--- Records shown ---
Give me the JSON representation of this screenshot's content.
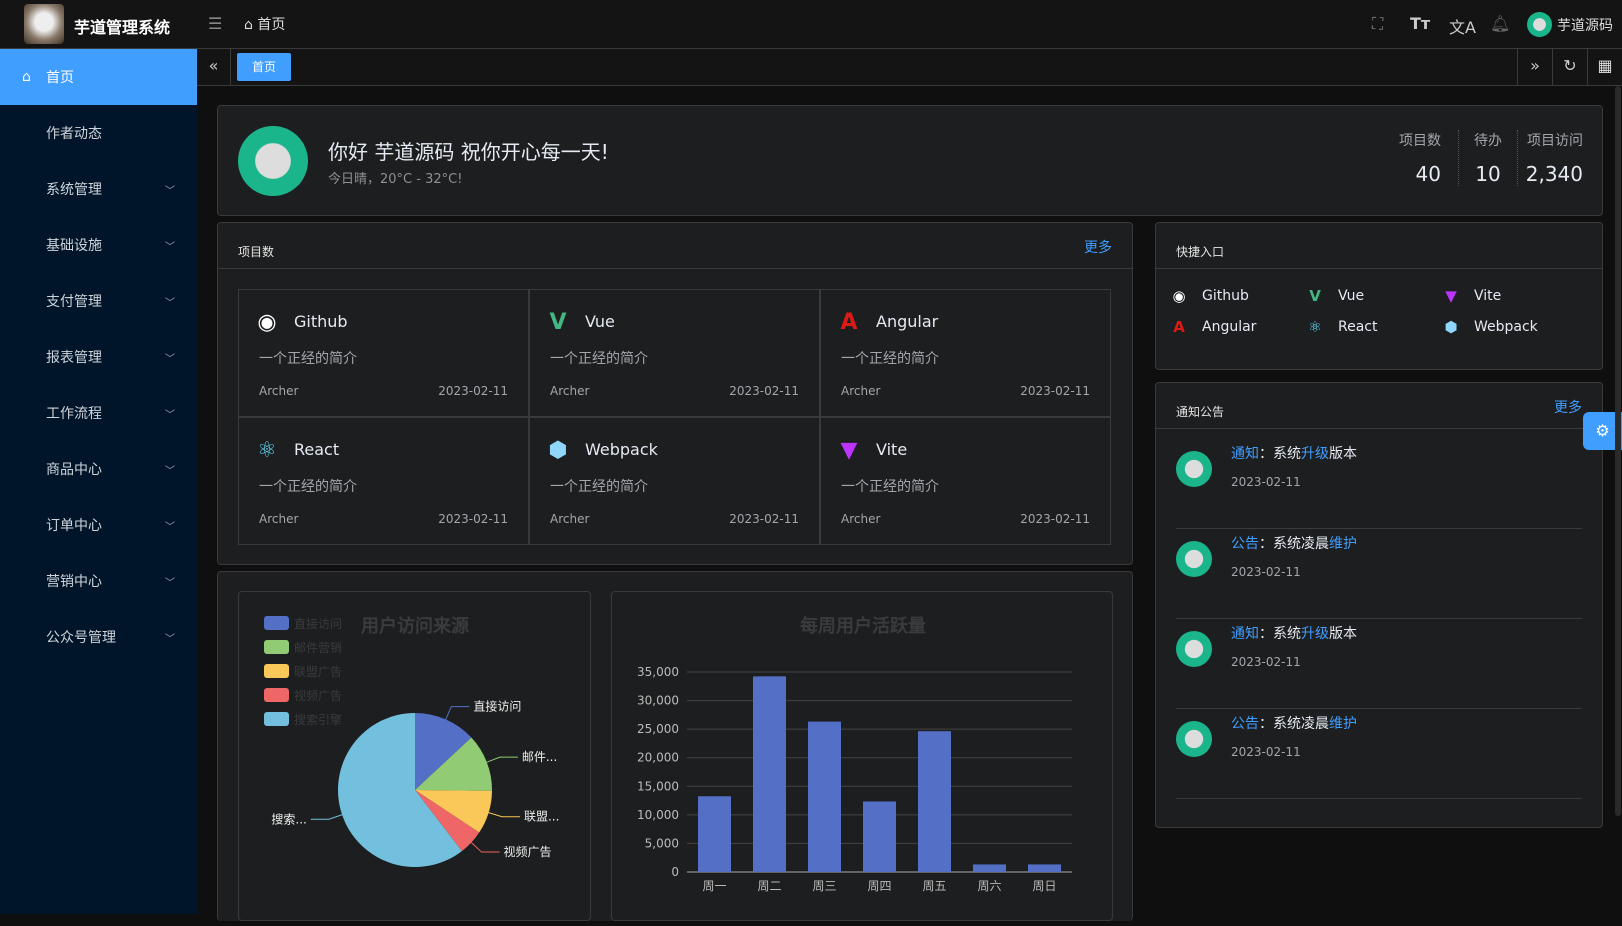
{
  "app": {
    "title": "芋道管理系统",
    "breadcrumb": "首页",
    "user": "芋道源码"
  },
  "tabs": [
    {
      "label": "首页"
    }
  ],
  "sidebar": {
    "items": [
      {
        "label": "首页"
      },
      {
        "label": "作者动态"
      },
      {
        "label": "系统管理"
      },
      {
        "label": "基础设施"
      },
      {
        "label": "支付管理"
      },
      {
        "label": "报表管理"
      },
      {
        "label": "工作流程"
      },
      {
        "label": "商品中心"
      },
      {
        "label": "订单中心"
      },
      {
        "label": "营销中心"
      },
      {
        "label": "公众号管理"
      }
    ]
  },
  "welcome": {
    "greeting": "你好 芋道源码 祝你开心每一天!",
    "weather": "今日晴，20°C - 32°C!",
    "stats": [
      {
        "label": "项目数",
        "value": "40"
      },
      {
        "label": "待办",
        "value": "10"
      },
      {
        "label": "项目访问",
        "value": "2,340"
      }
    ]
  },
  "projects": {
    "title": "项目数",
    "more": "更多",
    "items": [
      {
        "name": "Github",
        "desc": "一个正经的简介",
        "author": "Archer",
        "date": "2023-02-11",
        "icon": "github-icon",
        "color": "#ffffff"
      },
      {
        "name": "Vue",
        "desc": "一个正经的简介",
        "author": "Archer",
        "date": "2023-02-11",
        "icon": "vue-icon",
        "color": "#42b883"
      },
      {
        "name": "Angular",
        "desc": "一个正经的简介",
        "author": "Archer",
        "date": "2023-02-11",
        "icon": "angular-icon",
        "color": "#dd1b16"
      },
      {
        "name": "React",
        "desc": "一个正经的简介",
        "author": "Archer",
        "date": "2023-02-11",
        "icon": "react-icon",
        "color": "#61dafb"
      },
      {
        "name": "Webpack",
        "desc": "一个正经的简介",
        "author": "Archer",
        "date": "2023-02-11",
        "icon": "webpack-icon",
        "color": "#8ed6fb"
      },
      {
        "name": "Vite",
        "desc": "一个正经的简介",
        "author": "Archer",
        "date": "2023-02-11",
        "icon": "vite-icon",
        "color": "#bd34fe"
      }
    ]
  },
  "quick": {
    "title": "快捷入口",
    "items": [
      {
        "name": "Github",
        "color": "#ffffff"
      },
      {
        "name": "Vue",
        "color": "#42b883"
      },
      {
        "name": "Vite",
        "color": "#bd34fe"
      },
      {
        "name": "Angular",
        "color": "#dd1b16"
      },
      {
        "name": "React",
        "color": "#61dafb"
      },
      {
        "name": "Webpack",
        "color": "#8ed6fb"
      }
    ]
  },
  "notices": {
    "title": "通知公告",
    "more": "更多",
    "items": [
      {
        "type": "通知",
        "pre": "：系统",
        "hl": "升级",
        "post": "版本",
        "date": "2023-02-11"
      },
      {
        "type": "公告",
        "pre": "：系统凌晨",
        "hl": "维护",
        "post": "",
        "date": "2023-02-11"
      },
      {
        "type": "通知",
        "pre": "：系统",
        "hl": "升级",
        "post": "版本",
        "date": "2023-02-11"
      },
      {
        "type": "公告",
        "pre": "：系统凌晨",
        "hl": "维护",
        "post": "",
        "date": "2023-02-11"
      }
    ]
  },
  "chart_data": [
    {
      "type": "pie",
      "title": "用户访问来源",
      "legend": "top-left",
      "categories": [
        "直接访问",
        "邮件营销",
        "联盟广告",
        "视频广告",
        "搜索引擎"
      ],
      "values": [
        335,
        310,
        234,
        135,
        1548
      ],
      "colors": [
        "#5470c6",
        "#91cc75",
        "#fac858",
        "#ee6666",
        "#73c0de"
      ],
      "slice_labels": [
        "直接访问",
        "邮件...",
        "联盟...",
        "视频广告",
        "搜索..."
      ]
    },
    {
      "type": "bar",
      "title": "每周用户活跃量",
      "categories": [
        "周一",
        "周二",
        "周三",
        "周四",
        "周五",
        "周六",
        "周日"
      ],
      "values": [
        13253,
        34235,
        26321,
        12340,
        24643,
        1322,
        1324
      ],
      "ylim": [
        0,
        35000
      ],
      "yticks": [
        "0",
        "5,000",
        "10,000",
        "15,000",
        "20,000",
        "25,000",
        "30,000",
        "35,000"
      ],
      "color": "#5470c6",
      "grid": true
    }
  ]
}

* * *

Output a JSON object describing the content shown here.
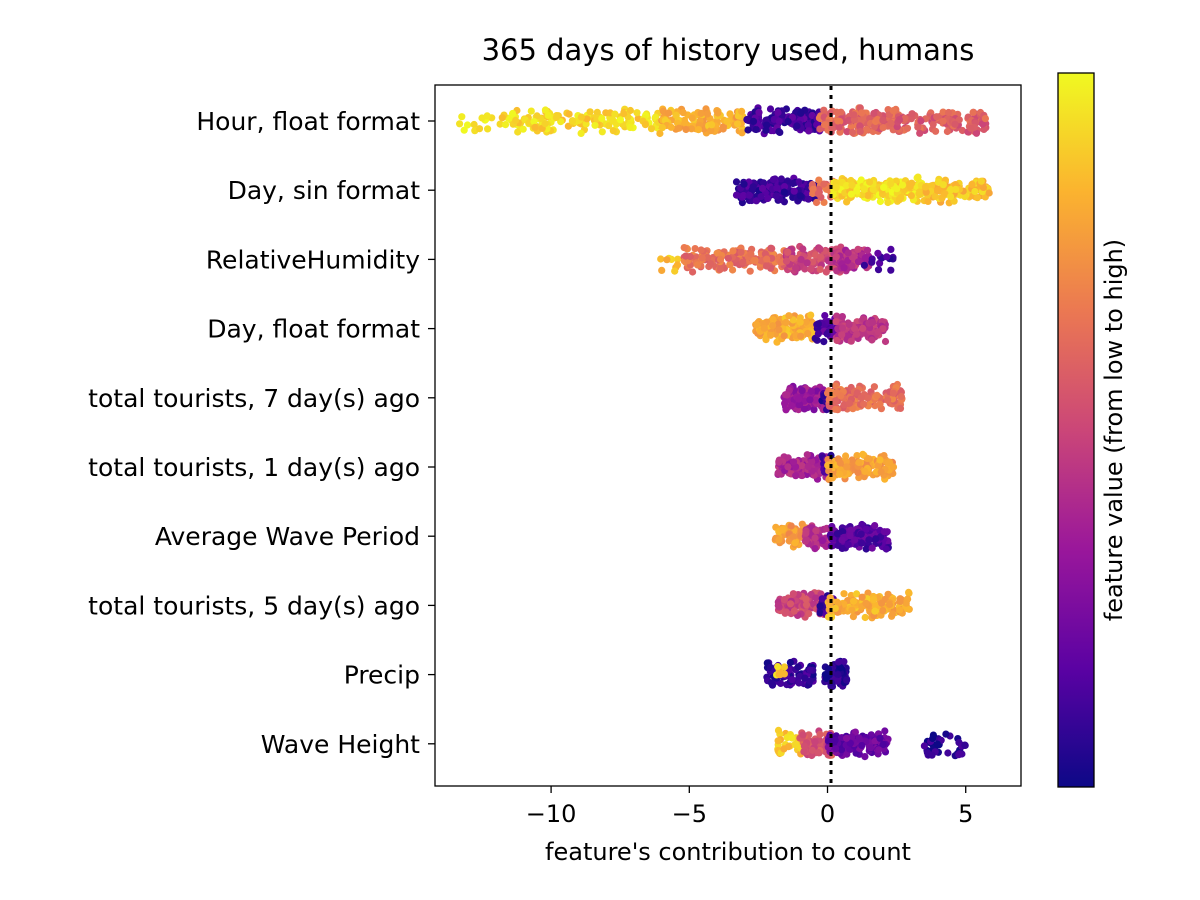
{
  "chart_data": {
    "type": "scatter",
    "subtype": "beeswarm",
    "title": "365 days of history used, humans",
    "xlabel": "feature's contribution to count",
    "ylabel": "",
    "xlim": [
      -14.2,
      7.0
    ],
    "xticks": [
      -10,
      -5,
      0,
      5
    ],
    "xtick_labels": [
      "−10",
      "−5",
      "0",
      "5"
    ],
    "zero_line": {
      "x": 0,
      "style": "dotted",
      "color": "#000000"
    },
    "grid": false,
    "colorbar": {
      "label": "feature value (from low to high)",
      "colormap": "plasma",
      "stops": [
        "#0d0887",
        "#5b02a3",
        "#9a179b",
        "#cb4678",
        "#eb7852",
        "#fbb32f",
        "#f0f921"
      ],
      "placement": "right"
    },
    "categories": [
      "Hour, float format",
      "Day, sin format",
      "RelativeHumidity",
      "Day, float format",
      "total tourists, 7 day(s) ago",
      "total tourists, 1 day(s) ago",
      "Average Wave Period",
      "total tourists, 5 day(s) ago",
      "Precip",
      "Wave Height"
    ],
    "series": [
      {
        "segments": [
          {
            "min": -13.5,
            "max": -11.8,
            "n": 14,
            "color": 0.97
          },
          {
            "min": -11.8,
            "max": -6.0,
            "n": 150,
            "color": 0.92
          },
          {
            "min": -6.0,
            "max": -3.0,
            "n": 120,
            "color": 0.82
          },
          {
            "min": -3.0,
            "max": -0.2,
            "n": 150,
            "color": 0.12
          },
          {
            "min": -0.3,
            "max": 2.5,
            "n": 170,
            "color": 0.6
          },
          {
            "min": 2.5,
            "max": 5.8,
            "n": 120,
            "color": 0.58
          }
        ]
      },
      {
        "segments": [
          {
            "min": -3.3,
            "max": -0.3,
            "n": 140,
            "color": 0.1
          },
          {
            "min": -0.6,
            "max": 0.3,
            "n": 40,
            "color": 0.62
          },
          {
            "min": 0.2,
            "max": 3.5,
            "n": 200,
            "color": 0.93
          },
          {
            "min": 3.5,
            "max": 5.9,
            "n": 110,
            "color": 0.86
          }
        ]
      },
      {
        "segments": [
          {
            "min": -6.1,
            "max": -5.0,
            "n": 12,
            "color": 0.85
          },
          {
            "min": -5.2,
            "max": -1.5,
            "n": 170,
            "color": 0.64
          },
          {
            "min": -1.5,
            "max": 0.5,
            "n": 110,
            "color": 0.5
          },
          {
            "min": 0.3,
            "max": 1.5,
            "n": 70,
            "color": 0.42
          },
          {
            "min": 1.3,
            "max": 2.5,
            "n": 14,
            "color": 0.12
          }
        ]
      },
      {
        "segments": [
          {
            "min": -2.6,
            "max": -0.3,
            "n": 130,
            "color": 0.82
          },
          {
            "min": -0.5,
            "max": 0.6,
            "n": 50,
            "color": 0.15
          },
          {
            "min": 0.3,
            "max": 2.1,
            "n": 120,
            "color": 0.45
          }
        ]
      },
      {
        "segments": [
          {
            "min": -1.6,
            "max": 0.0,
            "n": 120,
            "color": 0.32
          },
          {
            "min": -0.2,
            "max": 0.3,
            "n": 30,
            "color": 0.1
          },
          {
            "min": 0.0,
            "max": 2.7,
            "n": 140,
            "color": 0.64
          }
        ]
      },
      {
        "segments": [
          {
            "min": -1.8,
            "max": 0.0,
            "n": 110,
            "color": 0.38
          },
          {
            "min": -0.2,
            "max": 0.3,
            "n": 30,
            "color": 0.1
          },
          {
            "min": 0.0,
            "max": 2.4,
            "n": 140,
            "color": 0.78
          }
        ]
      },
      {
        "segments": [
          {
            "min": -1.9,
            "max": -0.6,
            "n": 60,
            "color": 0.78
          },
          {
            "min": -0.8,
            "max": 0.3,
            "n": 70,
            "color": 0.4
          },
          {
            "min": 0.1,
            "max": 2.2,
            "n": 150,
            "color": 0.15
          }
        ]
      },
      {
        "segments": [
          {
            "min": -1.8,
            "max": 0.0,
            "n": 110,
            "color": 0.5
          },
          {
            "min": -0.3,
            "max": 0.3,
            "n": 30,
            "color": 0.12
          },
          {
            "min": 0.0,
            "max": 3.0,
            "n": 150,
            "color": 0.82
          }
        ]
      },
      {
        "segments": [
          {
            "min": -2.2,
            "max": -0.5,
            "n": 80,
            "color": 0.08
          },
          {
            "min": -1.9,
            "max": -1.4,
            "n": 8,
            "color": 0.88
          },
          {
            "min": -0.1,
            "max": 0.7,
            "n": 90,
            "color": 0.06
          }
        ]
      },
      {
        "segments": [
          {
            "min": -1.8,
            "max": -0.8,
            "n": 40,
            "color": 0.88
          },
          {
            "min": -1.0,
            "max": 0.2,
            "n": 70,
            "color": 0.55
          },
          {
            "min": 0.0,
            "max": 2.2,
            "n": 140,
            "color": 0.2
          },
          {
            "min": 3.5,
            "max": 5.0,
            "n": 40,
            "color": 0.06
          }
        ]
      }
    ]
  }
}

---

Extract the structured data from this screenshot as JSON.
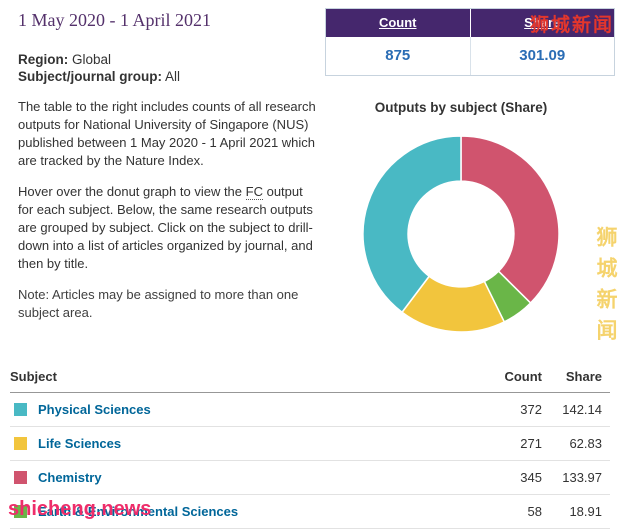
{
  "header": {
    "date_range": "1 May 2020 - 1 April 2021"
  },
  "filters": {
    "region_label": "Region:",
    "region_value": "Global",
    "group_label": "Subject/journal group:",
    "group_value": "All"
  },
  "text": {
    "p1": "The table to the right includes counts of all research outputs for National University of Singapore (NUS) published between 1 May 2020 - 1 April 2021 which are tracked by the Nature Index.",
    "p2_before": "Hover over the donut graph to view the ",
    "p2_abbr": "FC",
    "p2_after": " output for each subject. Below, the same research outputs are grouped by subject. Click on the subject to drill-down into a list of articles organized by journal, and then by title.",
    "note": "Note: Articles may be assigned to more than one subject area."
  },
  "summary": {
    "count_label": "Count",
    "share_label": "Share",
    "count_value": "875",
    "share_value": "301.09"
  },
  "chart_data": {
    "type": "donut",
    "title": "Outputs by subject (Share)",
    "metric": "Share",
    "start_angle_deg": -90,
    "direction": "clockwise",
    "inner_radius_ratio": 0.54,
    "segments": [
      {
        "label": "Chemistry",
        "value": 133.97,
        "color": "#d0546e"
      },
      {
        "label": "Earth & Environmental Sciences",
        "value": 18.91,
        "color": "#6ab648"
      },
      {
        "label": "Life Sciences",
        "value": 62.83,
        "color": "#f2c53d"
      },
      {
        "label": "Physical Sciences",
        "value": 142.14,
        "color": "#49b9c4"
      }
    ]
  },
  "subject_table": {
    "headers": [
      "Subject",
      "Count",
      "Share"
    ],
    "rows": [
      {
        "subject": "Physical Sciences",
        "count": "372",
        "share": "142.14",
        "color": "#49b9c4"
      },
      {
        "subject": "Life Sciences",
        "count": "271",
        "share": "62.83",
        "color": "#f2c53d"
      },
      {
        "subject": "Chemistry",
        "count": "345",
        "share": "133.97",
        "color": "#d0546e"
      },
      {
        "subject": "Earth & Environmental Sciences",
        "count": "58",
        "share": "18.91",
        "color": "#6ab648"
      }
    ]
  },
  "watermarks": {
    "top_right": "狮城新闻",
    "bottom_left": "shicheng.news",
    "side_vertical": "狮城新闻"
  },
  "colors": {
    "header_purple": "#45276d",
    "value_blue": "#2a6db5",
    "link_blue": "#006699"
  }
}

--- Stated goal ---
Of the lines above, how many contain the word "this"? Provide the number and nothing else.

--- Solution ---
2